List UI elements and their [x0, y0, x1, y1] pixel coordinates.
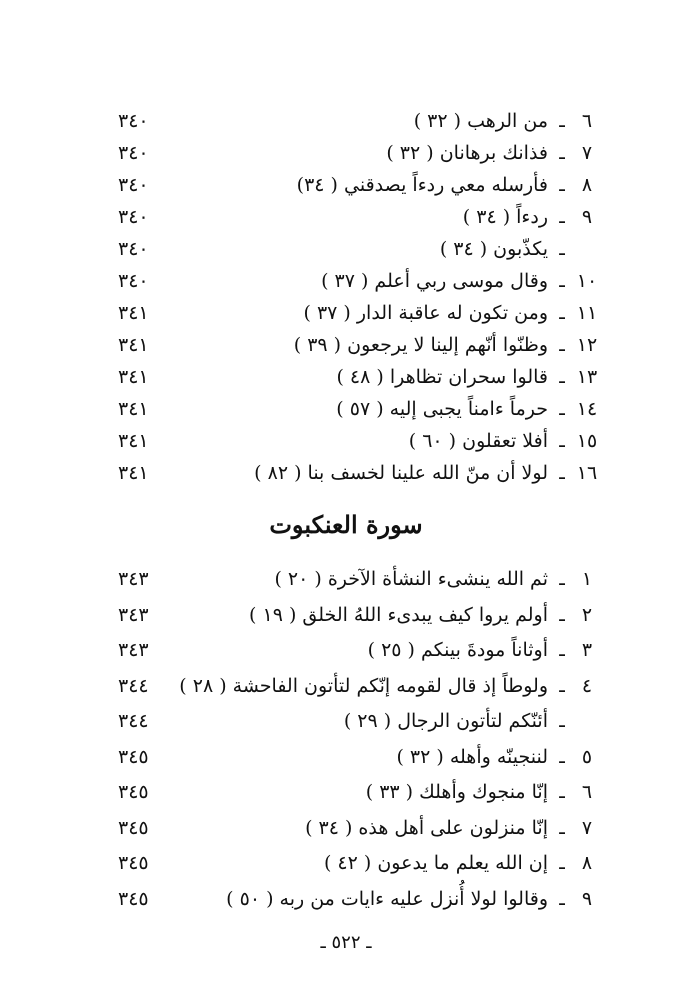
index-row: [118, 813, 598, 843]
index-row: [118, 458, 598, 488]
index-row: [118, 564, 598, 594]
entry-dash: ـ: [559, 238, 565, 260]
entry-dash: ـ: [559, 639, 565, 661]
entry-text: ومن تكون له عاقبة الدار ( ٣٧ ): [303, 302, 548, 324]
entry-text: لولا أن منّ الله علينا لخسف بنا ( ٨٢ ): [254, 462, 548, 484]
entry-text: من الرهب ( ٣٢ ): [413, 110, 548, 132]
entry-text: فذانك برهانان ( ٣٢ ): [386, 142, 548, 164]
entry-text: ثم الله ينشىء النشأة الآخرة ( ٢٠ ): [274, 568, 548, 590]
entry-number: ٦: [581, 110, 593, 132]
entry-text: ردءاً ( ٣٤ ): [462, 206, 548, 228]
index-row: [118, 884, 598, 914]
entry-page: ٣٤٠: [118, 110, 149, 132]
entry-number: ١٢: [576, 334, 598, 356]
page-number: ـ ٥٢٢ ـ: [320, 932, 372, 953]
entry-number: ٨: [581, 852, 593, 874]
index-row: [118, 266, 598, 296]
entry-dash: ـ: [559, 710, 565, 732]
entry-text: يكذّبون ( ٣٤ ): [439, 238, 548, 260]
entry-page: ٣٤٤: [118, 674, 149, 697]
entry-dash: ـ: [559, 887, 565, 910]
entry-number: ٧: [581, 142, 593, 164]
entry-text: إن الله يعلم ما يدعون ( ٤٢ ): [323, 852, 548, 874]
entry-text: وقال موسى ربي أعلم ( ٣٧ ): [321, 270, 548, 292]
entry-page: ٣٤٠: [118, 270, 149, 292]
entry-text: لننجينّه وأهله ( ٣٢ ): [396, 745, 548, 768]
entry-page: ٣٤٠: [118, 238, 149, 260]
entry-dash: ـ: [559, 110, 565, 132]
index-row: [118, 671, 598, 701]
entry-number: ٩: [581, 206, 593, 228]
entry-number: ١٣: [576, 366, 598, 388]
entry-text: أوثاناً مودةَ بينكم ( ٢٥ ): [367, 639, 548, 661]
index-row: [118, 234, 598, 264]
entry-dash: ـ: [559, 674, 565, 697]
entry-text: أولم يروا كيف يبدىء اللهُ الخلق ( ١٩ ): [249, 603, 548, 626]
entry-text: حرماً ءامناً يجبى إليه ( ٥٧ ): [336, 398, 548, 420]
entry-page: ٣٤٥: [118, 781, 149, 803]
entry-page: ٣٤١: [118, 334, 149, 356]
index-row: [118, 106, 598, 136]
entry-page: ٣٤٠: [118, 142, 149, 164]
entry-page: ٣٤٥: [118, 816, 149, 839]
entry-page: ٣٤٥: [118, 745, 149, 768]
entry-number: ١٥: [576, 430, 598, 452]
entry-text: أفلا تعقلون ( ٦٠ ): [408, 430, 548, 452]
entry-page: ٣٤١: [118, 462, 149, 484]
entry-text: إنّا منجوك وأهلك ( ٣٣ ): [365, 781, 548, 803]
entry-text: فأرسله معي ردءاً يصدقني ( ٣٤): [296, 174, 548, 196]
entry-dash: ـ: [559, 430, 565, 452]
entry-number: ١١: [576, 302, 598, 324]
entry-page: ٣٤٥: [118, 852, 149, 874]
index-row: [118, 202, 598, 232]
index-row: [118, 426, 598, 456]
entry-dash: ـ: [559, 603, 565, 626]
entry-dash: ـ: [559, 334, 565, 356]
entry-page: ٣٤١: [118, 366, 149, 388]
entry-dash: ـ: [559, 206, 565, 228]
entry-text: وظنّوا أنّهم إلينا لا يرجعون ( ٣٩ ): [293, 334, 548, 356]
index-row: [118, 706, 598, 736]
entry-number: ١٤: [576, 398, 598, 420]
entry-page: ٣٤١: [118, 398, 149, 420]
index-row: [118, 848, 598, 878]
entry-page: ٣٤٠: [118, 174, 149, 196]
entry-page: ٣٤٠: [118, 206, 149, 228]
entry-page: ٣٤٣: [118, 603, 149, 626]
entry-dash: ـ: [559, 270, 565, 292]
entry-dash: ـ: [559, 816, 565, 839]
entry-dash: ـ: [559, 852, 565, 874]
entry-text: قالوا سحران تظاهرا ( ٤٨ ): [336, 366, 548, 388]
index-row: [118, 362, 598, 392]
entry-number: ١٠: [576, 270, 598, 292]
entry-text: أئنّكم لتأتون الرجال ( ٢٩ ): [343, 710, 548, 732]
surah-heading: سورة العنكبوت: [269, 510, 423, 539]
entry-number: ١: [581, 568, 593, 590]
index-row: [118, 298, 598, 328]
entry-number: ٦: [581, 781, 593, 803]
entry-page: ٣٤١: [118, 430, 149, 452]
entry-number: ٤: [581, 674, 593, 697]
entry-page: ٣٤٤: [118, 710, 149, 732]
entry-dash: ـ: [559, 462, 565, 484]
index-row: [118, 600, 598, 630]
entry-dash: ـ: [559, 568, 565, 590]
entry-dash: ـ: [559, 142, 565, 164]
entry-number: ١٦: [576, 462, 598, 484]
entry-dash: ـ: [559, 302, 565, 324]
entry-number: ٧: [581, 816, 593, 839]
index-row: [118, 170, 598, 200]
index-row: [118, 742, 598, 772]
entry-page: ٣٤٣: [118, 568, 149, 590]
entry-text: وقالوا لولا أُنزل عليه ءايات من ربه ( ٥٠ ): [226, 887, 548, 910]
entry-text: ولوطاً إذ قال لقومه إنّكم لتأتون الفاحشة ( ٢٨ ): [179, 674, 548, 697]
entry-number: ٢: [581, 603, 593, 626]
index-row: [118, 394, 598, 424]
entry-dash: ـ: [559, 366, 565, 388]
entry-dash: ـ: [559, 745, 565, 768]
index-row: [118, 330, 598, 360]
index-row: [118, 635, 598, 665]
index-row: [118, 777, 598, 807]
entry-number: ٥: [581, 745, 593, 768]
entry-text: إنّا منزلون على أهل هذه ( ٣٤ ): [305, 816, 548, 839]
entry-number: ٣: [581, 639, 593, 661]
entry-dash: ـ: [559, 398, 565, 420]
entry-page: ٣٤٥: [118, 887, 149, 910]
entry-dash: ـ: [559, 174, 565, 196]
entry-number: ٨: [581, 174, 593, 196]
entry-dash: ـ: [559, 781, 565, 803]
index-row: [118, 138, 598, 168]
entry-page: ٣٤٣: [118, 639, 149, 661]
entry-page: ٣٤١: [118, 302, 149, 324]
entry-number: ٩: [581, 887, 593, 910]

###

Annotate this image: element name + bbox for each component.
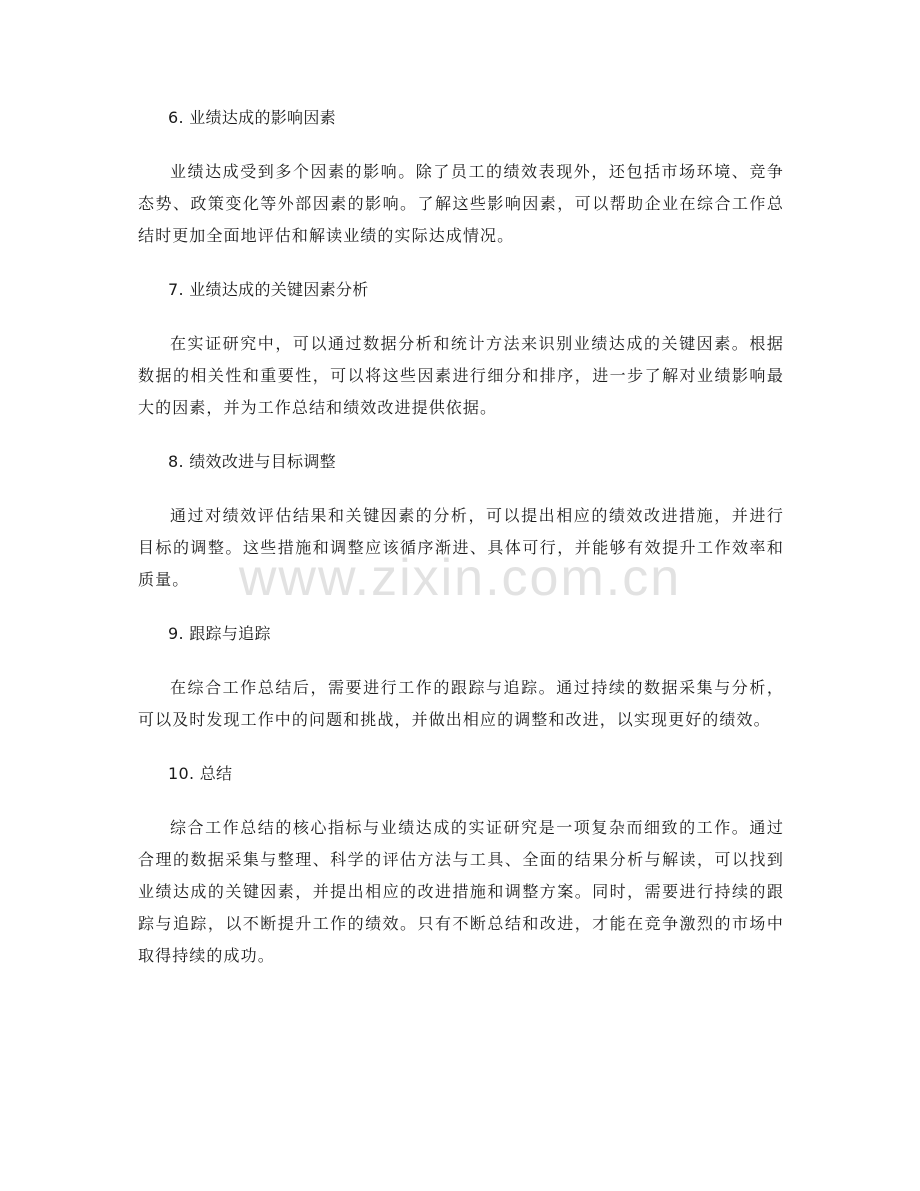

###

Task goal:
Convert the lines from the one containing "List UI elements" through the one containing "entry-text: ثم الله", both included, into a Markdown table with the columns Row and Line. Number each row, leave out blank lines, and omit the pictures.

Exercise output:
| Row | Line |
|---|---|
| 1 | List UI elements and their [x0, y0, x1, y1] pixel coordinates. |
| 2 | index-row: [118, 813, 598, 843] |
| 3 | index-row: [118, 458, 598, 488] |
| 4 | index-row: [118, 564, 598, 594] |
| 5 | entry-dash: ـ: [559, 238, 565, 260] |
| 6 | entry-dash: ـ: [559, 639, 565, 661] |
| 7 | entry-text: ومن تكون له عاقبة الدار ( ٣٧ ): [303, 302, 548, 324] |
| 8 | entry-text: لولا أن منّ الله علينا لخسف بنا ( ٨٢ ): [254, 462, 548, 484] |
| 9 | entry-text: من الرهب ( ٣٢ ): [413, 110, 548, 132] |
| 10 | entry-text: فذانك برهانان ( ٣٢ ): [386, 142, 548, 164] |
| 11 | entry-text: ثم الله ينشىء النشأة الآخرة ( ٢٠ ): [274, 568, 548, 590] |